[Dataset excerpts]
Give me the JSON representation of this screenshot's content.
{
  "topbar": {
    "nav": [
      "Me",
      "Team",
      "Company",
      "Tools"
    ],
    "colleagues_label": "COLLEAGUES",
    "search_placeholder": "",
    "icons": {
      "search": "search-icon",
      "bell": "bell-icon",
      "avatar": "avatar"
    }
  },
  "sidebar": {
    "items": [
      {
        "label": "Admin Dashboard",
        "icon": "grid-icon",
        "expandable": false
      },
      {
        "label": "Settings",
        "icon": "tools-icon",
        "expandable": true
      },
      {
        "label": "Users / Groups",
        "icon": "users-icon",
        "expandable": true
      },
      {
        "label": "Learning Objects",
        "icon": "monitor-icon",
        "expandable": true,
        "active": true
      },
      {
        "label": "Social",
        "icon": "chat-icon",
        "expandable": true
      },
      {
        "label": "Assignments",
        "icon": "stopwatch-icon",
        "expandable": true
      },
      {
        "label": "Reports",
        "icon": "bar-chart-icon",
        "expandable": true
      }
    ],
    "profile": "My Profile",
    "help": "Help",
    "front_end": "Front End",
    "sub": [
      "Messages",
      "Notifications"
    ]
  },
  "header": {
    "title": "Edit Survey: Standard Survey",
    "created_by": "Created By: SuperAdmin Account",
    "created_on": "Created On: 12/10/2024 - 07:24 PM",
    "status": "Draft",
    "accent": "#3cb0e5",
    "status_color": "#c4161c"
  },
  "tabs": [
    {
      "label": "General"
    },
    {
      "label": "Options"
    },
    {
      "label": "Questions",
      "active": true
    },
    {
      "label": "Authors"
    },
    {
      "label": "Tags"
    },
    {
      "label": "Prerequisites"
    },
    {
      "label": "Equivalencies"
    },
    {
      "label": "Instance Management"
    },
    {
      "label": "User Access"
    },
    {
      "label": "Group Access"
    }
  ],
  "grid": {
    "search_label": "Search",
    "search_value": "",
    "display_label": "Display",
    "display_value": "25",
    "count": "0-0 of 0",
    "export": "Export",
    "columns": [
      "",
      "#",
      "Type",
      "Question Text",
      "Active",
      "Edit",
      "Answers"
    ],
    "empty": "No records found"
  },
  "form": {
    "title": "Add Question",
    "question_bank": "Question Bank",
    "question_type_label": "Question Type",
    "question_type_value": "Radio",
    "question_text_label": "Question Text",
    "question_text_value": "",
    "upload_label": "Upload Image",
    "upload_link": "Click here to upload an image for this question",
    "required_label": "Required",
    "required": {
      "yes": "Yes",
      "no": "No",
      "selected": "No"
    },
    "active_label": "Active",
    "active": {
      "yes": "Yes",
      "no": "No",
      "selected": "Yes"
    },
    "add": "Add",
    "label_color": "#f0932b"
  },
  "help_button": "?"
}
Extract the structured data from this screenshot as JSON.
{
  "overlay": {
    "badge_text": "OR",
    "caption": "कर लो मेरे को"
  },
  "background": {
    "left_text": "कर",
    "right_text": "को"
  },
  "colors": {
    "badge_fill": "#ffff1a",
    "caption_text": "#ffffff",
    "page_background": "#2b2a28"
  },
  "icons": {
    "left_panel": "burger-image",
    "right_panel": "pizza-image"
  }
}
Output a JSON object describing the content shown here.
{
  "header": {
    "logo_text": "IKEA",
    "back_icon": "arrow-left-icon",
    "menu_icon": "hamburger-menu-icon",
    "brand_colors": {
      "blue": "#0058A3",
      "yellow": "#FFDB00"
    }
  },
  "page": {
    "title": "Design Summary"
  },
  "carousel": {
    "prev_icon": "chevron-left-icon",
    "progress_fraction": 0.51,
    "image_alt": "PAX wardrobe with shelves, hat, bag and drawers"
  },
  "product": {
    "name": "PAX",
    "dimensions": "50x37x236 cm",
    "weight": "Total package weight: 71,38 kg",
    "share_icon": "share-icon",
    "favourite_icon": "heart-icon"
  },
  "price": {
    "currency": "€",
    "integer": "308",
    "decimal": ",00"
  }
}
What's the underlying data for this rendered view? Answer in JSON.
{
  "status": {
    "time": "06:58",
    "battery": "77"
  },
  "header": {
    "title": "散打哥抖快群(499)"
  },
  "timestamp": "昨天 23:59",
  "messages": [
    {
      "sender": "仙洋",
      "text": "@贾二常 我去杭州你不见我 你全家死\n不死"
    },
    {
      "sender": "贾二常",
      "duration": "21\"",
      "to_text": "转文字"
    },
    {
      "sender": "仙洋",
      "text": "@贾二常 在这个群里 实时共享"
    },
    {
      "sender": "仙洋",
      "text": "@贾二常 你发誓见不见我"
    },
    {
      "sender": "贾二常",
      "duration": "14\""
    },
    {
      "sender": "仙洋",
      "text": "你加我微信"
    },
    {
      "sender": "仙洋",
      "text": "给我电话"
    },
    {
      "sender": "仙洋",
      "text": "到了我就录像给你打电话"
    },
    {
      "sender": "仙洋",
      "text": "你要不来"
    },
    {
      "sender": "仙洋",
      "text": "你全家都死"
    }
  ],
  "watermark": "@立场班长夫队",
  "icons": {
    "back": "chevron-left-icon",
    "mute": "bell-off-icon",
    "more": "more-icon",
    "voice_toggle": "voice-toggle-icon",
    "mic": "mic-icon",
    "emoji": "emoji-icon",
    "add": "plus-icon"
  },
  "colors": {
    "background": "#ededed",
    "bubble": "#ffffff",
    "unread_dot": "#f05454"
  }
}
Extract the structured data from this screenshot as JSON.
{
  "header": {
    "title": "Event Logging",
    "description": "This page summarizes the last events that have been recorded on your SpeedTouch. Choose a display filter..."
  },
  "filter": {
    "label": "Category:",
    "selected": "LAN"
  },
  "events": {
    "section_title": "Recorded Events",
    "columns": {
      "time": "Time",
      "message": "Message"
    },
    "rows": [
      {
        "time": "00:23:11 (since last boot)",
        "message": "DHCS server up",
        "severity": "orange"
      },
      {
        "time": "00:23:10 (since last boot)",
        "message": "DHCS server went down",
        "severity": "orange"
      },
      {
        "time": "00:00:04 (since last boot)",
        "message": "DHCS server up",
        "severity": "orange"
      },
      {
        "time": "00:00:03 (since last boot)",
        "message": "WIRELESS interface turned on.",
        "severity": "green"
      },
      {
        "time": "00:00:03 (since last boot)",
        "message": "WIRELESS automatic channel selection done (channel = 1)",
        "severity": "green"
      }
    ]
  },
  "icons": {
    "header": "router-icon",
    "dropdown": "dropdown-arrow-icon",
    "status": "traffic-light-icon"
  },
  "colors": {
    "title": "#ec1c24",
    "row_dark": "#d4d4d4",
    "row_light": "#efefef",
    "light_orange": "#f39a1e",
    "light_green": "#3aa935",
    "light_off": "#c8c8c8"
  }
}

- [STATED PROBLEM]:
Print all of the entries exactly as they are written.

- [ANSWER BELOW]:
Give me the JSON representation of this screenshot's content.
{
  "topbar": {
    "nav": [
      "Me",
      "Team",
      "Company",
      "Tools"
    ],
    "colleagues_label": "COLLEAGUES",
    "search_placeholder": "",
    "icons": {
      "search": "search-icon",
      "bell": "bell-icon",
      "avatar": "avatar"
    }
  },
  "sidebar": {
    "items": [
      {
        "label": "Admin Dashboard",
        "icon": "grid-icon",
        "expandable": false
      },
      {
        "label": "Settings",
        "icon": "tools-icon",
        "expandable": true
      },
      {
        "label": "Users / Groups",
        "icon": "users-icon",
        "expandable": true
      },
      {
        "label": "Learning Objects",
        "icon": "monitor-icon",
        "expandable": true,
        "active": true
      },
      {
        "label": "Social",
        "icon": "chat-icon",
        "expandable": true
      },
      {
        "label": "Assignments",
        "icon": "stopwatch-icon",
        "expandable": true
      },
      {
        "label": "Reports",
        "icon": "bar-chart-icon",
        "expandable": true
      }
    ],
    "profile": "My Profile",
    "help": "Help",
    "front_end": "Front End",
    "sub": [
      "Messages",
      "Notifications"
    ]
  },
  "header": {
    "title": "Edit Survey: Standard Survey",
    "created_by": "Created By: SuperAdmin Account",
    "created_on": "Created On: 12/10/2024 - 07:24 PM",
    "status": "Draft",
    "accent": "#3cb0e5",
    "status_color": "#c4161c"
  },
  "tabs": [
    {
      "label": "General"
    },
    {
      "label": "Options"
    },
    {
      "label": "Questions",
      "active": true
    },
    {
      "label": "Authors"
    },
    {
      "label": "Tags"
    },
    {
      "label": "Prerequisites"
    },
    {
      "label": "Equivalencies"
    },
    {
      "label": "Instance Management"
    },
    {
      "label": "User Access"
    },
    {
      "label": "Group Access"
    }
  ],
  "grid": {
    "search_label": "Search",
    "search_value": "",
    "display_label": "Display",
    "display_value": "25",
    "count": "0-0 of 0",
    "export": "Export",
    "columns": [
      "",
      "#",
      "Type",
      "Question Text",
      "Active",
      "Edit",
      "Answers"
    ],
    "empty": "No records found"
  },
  "form": {
    "title": "Add Question",
    "question_bank": "Question Bank",
    "question_type_label": "Question Type",
    "question_type_value": "Radio",
    "question_text_label": "Question Text",
    "question_text_value": "",
    "upload_label": "Upload Image",
    "upload_link": "Click here to upload an image for this question",
    "required_label": "Required",
    "required": {
      "yes": "Yes",
      "no": "No",
      "selected": "No"
    },
    "active_label": "Active",
    "active": {
      "yes": "Yes",
      "no": "No",
      "selected": "Yes"
    },
    "add": "Add",
    "label_color": "#f0932b"
  },
  "help_button": "?"
}
Extract the structured data from this screenshot as JSON.
{
  "overlay": {
    "badge_text": "OR",
    "caption": "कर लो मेरे को"
  },
  "background": {
    "left_text": "कर",
    "right_text": "को"
  },
  "colors": {
    "badge_fill": "#ffff1a",
    "caption_text": "#ffffff",
    "page_background": "#2b2a28"
  },
  "icons": {
    "left_panel": "burger-image",
    "right_panel": "pizza-image"
  }
}
Output a JSON object describing the content shown here.
{
  "header": {
    "logo_text": "IKEA",
    "back_icon": "arrow-left-icon",
    "menu_icon": "hamburger-menu-icon",
    "brand_colors": {
      "blue": "#0058A3",
      "yellow": "#FFDB00"
    }
  },
  "page": {
    "title": "Design Summary"
  },
  "carousel": {
    "prev_icon": "chevron-left-icon",
    "progress_fraction": 0.51,
    "image_alt": "PAX wardrobe with shelves, hat, bag and drawers"
  },
  "product": {
    "name": "PAX",
    "dimensions": "50x37x236 cm",
    "weight": "Total package weight: 71,38 kg",
    "share_icon": "share-icon",
    "favourite_icon": "heart-icon"
  },
  "price": {
    "currency": "€",
    "integer": "308",
    "decimal": ",00"
  }
}
What's the underlying data for this rendered view? Answer in JSON.
{
  "status": {
    "time": "06:58",
    "battery": "77"
  },
  "header": {
    "title": "散打哥抖快群(499)"
  },
  "timestamp": "昨天 23:59",
  "messages": [
    {
      "sender": "仙洋",
      "text": "@贾二常 我去杭州你不见我 你全家死\n不死"
    },
    {
      "sender": "贾二常",
      "duration": "21\"",
      "to_text": "转文字"
    },
    {
      "sender": "仙洋",
      "text": "@贾二常 在这个群里 实时共享"
    },
    {
      "sender": "仙洋",
      "text": "@贾二常 你发誓见不见我"
    },
    {
      "sender": "贾二常",
      "duration": "14\""
    },
    {
      "sender": "仙洋",
      "text": "你加我微信"
    },
    {
      "sender": "仙洋",
      "text": "给我电话"
    },
    {
      "sender": "仙洋",
      "text": "到了我就录像给你打电话"
    },
    {
      "sender": "仙洋",
      "text": "你要不来"
    },
    {
      "sender": "仙洋",
      "text": "你全家都死"
    }
  ],
  "watermark": "@立场班长夫队",
  "icons": {
    "back": "chevron-left-icon",
    "mute": "bell-off-icon",
    "more": "more-icon",
    "voice_toggle": "voice-toggle-icon",
    "mic": "mic-icon",
    "emoji": "emoji-icon",
    "add": "plus-icon"
  },
  "colors": {
    "background": "#ededed",
    "bubble": "#ffffff",
    "unread_dot": "#f05454"
  }
}
Extract the structured data from this screenshot as JSON.
{
  "header": {
    "title": "Event Logging",
    "description": "This page summarizes the last events that have been recorded on your SpeedTouch. Choose a display filter..."
  },
  "filter": {
    "label": "Category:",
    "selected": "LAN"
  },
  "events": {
    "section_title": "Recorded Events",
    "columns": {
      "time": "Time",
      "message": "Message"
    },
    "rows": [
      {
        "time": "00:23:11 (since last boot)",
        "message": "DHCS server up",
        "severity": "orange"
      },
      {
        "time": "00:23:10 (since last boot)",
        "message": "DHCS server went down",
        "severity": "orange"
      },
      {
        "time": "00:00:04 (since last boot)",
        "message": "DHCS server up",
        "severity": "orange"
      },
      {
        "time": "00:00:03 (since last boot)",
        "message": "WIRELESS interface turned on.",
        "severity": "green"
      },
      {
        "time": "00:00:03 (since last boot)",
        "message": "WIRELESS automatic channel selection done (channel = 1)",
        "severity": "green"
      }
    ]
  },
  "icons": {
    "header": "router-icon",
    "dropdown": "dropdown-arrow-icon",
    "status": "traffic-light-icon"
  },
  "colors": {
    "title": "#ec1c24",
    "row_dark": "#d4d4d4",
    "row_light": "#efefef",
    "light_orange": "#f39a1e",
    "light_green": "#3aa935",
    "light_off": "#c8c8c8"
  }
}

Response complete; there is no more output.